Requirements -
What follows is a listing; give it again exactly, in its entirety.

+---+

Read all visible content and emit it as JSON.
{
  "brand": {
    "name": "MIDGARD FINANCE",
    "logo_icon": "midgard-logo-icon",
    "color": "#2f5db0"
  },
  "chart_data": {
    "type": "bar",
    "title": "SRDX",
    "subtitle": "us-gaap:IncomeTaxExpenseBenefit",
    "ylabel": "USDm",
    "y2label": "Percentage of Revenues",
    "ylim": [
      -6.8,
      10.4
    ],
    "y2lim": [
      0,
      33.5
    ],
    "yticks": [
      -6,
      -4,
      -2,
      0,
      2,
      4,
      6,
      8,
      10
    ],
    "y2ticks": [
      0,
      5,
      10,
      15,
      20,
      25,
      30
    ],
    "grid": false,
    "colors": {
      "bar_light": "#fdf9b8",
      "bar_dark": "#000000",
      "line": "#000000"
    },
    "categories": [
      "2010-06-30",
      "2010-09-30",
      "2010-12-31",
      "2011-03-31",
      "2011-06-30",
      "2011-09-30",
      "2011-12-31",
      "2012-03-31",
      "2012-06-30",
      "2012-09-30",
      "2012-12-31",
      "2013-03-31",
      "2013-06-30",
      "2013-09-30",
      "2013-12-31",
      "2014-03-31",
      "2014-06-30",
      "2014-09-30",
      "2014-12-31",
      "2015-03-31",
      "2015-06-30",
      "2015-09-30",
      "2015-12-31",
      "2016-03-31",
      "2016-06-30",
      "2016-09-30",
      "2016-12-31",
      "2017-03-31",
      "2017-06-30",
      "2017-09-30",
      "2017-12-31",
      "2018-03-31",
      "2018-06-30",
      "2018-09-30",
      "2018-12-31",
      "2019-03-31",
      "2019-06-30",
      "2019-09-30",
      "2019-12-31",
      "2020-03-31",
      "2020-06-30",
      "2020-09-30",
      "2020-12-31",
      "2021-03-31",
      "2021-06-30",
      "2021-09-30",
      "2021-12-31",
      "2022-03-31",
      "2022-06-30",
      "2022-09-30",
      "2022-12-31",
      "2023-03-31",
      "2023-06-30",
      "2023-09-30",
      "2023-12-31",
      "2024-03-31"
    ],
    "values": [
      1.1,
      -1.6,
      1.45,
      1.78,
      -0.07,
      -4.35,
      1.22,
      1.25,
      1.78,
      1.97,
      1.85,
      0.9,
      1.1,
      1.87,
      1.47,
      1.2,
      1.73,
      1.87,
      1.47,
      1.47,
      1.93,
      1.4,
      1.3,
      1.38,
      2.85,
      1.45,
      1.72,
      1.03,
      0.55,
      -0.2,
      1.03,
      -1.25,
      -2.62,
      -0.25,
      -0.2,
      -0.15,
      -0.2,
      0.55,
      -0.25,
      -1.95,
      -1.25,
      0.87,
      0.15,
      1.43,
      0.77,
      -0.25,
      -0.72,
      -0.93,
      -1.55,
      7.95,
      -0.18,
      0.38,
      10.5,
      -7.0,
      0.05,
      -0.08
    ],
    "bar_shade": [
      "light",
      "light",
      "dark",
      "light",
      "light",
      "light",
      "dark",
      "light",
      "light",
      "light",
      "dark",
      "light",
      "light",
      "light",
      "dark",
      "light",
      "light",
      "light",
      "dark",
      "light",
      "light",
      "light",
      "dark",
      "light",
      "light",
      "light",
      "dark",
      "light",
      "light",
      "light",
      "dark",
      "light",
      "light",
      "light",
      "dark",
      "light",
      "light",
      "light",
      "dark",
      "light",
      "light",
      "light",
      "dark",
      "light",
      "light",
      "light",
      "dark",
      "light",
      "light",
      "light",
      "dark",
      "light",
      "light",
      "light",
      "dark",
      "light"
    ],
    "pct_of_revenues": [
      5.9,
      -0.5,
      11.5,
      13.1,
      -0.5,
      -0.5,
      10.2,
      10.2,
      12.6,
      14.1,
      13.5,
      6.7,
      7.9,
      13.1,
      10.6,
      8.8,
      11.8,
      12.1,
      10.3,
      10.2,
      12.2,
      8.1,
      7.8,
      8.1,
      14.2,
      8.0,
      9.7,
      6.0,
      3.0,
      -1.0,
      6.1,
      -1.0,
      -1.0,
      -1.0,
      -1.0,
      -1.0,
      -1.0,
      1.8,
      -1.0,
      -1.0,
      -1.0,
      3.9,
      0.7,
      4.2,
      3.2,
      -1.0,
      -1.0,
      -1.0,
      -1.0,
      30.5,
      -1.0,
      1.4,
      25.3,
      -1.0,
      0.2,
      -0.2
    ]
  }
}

+---+

Response to this exercise -
Read all visible content and emit it as JSON.
{
  "brand": {
    "name": "MIDGARD FINANCE",
    "logo_icon": "midgard-logo-icon",
    "color": "#2f5db0"
  },
  "chart_data": {
    "type": "bar",
    "title": "SRDX",
    "subtitle": "us-gaap:IncomeTaxExpenseBenefit",
    "ylabel": "USDm",
    "y2label": "Percentage of Revenues",
    "ylim": [
      -6.8,
      10.4
    ],
    "y2lim": [
      0,
      33.5
    ],
    "yticks": [
      -6,
      -4,
      -2,
      0,
      2,
      4,
      6,
      8,
      10
    ],
    "y2ticks": [
      0,
      5,
      10,
      15,
      20,
      25,
      30
    ],
    "grid": false,
    "colors": {
      "bar_light": "#fdf9b8",
      "bar_dark": "#000000",
      "line": "#000000"
    },
    "categories": [
      "2010-06-30",
      "2010-09-30",
      "2010-12-31",
      "2011-03-31",
      "2011-06-30",
      "2011-09-30",
      "2011-12-31",
      "2012-03-31",
      "2012-06-30",
      "2012-09-30",
      "2012-12-31",
      "2013-03-31",
      "2013-06-30",
      "2013-09-30",
      "2013-12-31",
      "2014-03-31",
      "2014-06-30",
      "2014-09-30",
      "2014-12-31",
      "2015-03-31",
      "2015-06-30",
      "2015-09-30",
      "2015-12-31",
      "2016-03-31",
      "2016-06-30",
      "2016-09-30",
      "2016-12-31",
      "2017-03-31",
      "2017-06-30",
      "2017-09-30",
      "2017-12-31",
      "2018-03-31",
      "2018-06-30",
      "2018-09-30",
      "2018-12-31",
      "2019-03-31",
      "2019-06-30",
      "2019-09-30",
      "2019-12-31",
      "2020-03-31",
      "2020-06-30",
      "2020-09-30",
      "2020-12-31",
      "2021-03-31",
      "2021-06-30",
      "2021-09-30",
      "2021-12-31",
      "2022-03-31",
      "2022-06-30",
      "2022-09-30",
      "2022-12-31",
      "2023-03-31",
      "2023-06-30",
      "2023-09-30",
      "2023-12-31",
      "2024-03-31"
    ],
    "values": [
      1.1,
      -1.6,
      1.45,
      1.78,
      -0.07,
      -4.35,
      1.22,
      1.25,
      1.78,
      1.97,
      1.85,
      0.9,
      1.1,
      1.87,
      1.47,
      1.2,
      1.73,
      1.87,
      1.47,
      1.47,
      1.93,
      1.4,
      1.3,
      1.38,
      2.85,
      1.45,
      1.72,
      1.03,
      0.55,
      -0.2,
      1.03,
      -1.25,
      -2.62,
      -0.25,
      -0.2,
      -0.15,
      -0.2,
      0.55,
      -0.25,
      -1.95,
      -1.25,
      0.87,
      0.15,
      1.43,
      0.77,
      -0.25,
      -0.72,
      -0.93,
      -1.55,
      7.95,
      -0.18,
      0.38,
      10.5,
      -7.0,
      0.05,
      -0.08
    ],
    "bar_shade": [
      "light",
      "light",
      "dark",
      "light",
      "light",
      "light",
      "dark",
      "light",
      "light",
      "light",
      "dark",
      "light",
      "light",
      "light",
      "dark",
      "light",
      "light",
      "light",
      "dark",
      "light",
      "light",
      "light",
      "dark",
      "light",
      "light",
      "light",
      "dark",
      "light",
      "light",
      "light",
      "dark",
      "light",
      "light",
      "light",
      "dark",
      "light",
      "light",
      "light",
      "dark",
      "light",
      "light",
      "light",
      "dark",
      "light",
      "light",
      "light",
      "dark",
      "light",
      "light",
      "light",
      "dark",
      "light",
      "light",
      "light",
      "dark",
      "light"
    ],
    "pct_of_revenues": [
      5.9,
      -0.5,
      11.5,
      13.1,
      -0.5,
      -0.5,
      10.2,
      10.2,
      12.6,
      14.1,
      13.5,
      6.7,
      7.9,
      13.1,
      10.6,
      8.8,
      11.8,
      12.1,
      10.3,
      10.2,
      12.2,
      8.1,
      7.8,
      8.1,
      14.2,
      8.0,
      9.7,
      6.0,
      3.0,
      -1.0,
      6.1,
      -1.0,
      -1.0,
      -1.0,
      -1.0,
      -1.0,
      -1.0,
      1.8,
      -1.0,
      -1.0,
      -1.0,
      3.9,
      0.7,
      4.2,
      3.2,
      -1.0,
      -1.0,
      -1.0,
      -1.0,
      30.5,
      -1.0,
      1.4,
      25.3,
      -1.0,
      0.2,
      -0.2
    ]
  }
}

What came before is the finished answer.